Dataset items
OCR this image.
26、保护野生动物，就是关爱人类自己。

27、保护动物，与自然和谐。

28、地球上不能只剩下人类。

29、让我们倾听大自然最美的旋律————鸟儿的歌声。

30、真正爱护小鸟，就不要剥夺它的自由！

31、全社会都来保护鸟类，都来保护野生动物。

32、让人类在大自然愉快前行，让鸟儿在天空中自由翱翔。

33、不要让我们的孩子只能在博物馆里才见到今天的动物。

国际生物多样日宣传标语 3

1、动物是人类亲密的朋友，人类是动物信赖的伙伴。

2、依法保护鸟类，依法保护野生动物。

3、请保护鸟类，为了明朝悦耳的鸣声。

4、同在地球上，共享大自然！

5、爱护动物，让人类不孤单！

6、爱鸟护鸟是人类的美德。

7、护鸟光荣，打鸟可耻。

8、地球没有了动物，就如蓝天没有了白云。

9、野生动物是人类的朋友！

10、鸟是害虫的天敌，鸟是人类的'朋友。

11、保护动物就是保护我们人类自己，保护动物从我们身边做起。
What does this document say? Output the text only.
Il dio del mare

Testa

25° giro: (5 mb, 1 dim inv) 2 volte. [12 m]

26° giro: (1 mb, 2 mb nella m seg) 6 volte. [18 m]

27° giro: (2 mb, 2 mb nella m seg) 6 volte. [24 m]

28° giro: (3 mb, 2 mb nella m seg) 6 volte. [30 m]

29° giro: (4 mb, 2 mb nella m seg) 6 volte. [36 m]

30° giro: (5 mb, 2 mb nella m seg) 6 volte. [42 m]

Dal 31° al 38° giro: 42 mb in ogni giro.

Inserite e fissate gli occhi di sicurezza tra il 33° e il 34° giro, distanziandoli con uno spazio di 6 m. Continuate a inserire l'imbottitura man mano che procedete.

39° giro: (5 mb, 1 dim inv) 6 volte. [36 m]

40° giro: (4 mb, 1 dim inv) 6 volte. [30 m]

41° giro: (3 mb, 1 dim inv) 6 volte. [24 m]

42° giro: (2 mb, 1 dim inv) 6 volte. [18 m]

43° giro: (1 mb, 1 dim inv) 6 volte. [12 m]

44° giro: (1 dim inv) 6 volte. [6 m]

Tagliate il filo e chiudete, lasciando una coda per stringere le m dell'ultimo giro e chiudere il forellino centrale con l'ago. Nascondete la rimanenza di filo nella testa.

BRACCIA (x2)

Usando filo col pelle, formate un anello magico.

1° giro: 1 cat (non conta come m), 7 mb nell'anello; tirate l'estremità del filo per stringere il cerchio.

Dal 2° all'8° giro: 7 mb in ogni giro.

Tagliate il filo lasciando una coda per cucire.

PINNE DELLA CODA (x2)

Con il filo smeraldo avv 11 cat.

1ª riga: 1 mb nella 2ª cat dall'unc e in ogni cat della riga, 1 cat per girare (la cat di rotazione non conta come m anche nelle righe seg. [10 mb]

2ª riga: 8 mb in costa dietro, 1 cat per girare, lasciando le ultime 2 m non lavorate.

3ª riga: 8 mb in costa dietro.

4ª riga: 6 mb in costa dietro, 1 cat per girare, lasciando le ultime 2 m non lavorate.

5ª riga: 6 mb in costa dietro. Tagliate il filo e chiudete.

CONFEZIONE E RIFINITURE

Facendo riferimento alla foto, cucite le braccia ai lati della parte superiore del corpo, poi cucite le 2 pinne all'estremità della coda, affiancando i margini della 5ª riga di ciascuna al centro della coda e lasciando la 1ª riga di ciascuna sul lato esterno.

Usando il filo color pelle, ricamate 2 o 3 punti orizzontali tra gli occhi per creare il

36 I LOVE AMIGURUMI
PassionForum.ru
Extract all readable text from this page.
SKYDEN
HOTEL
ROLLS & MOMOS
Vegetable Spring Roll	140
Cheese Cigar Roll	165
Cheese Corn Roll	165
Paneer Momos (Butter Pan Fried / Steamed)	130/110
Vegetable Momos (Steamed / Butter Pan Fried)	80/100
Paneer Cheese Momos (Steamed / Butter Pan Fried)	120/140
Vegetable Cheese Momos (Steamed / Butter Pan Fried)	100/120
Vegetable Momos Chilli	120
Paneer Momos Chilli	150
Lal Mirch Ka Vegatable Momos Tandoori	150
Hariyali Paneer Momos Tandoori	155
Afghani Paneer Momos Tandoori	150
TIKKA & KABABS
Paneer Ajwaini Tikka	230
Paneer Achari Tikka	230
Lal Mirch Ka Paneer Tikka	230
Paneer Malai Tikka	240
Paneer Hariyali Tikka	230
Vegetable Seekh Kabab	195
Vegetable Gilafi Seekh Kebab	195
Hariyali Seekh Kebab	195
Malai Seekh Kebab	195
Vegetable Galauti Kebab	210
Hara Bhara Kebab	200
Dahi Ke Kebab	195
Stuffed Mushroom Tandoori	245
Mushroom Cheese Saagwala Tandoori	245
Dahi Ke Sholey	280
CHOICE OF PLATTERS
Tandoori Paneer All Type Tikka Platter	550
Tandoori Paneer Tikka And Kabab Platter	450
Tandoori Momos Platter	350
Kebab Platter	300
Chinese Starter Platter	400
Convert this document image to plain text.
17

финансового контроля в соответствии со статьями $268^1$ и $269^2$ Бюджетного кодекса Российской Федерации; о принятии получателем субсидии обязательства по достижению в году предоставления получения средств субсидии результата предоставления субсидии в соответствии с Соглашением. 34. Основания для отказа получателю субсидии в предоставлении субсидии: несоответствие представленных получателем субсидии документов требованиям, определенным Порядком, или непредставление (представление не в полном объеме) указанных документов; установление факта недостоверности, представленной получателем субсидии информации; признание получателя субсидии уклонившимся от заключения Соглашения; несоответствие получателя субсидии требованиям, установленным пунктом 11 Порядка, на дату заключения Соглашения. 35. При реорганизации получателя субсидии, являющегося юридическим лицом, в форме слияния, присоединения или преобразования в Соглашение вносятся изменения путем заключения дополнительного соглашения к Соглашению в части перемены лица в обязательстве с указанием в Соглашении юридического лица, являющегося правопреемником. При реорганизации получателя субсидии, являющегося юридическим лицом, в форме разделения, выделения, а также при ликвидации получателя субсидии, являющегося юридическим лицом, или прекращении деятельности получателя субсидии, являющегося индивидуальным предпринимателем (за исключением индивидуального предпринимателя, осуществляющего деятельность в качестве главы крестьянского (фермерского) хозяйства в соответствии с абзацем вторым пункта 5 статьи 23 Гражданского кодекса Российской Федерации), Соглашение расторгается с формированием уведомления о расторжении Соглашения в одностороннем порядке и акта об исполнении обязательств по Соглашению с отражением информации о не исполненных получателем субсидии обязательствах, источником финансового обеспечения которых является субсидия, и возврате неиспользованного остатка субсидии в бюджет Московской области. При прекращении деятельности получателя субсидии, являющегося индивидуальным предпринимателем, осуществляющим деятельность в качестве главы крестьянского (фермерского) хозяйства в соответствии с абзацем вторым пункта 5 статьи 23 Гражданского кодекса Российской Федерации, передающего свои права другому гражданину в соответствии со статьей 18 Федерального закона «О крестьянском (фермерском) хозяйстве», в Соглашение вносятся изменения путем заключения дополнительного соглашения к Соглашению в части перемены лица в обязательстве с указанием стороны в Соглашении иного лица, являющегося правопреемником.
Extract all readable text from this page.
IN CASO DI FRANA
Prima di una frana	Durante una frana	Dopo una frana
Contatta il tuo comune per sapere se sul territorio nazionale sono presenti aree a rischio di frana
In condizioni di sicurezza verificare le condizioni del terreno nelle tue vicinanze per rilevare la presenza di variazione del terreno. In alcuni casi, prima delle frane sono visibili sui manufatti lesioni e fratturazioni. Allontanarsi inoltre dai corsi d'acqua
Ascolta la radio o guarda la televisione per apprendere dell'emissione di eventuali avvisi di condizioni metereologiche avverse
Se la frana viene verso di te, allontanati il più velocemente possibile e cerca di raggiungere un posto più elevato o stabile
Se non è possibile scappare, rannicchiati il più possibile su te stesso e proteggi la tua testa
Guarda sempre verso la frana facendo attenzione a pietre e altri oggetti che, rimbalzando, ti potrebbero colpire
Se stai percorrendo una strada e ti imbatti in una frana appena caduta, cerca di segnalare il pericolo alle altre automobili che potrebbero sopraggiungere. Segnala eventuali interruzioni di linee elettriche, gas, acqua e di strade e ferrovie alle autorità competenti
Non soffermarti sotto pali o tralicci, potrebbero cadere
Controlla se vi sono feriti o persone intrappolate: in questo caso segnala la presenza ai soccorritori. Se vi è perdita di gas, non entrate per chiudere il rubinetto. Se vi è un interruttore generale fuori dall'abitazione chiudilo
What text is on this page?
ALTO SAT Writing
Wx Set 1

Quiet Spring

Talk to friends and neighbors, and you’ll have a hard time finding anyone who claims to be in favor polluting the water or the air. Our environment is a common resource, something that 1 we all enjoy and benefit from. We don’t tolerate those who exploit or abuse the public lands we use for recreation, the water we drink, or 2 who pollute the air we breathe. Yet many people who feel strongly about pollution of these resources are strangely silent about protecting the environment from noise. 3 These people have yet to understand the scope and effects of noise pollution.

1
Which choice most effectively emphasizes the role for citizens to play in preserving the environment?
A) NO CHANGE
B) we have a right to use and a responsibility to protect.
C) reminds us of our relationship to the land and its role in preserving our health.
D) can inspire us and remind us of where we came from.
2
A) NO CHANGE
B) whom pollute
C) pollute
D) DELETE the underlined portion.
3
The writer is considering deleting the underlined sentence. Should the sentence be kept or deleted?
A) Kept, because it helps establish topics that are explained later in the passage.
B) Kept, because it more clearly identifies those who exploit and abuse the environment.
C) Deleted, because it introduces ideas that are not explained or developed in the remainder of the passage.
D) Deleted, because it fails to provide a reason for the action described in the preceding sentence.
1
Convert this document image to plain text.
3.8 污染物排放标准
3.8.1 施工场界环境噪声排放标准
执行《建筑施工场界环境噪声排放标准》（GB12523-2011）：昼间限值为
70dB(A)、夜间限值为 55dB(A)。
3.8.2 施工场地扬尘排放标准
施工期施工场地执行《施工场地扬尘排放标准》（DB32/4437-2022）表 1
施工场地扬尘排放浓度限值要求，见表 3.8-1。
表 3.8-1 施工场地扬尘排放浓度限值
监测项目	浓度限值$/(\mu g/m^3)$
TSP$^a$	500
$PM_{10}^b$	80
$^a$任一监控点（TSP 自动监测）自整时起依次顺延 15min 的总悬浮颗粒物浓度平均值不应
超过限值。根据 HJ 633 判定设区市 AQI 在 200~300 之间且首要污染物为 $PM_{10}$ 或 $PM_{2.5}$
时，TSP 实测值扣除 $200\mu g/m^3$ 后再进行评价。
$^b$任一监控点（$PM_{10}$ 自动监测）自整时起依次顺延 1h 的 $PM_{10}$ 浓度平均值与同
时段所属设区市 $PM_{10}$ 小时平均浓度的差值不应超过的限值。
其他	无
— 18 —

[DIRECTION] Extract from the material all lines containing the string "Fried".

[REPLY TO THE TASK]
Paneer Momos (Butter Pan Fried / Steamed)	130/110
Vegetable Momos (Steamed / Butter Pan Fried)	80/100
Paneer Cheese Momos (Steamed / Butter Pan Fried)	120/140
Vegetable Cheese Momos (Steamed / Butter Pan Fried)	100/120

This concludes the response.